* Begin Entries *

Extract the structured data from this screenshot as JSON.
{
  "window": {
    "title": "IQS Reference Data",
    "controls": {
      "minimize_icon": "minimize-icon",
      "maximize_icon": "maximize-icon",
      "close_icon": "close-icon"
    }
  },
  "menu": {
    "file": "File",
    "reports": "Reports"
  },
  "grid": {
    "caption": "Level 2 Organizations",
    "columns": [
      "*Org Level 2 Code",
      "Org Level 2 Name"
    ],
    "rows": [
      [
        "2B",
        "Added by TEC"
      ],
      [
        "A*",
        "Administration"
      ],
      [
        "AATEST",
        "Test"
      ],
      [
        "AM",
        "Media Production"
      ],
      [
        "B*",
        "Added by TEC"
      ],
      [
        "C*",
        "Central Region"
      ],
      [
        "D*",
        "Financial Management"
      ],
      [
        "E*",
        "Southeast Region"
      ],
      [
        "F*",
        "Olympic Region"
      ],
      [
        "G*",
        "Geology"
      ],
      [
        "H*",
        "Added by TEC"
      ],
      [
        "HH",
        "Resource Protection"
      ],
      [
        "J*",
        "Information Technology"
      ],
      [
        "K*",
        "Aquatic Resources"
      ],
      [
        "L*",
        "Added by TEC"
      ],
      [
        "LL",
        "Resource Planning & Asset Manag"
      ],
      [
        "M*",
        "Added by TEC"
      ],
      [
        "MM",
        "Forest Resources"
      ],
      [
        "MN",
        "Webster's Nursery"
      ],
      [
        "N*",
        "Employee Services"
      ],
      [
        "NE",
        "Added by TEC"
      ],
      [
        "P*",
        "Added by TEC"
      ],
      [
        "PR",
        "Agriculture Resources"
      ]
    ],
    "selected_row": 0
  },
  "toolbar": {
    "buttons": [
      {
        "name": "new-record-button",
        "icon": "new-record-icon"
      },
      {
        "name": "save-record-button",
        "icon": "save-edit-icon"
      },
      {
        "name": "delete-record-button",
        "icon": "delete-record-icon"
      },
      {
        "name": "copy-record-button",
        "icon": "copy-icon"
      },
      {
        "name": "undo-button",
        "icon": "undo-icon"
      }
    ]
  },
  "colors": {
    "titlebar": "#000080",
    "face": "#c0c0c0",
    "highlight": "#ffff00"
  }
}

* End Entries *

* **What you need to do**:
Show all lines from the data above in which the word "icon" appears.

* **Result for this exercise**:
      "minimize_icon": "minimize-icon",
      "maximize_icon": "maximize-icon",
      "close_icon": "close-icon"
        "icon": "new-record-icon"
        "icon": "save-edit-icon"
        "icon": "delete-record-icon"
        "icon": "copy-icon"
        "icon": "undo-icon"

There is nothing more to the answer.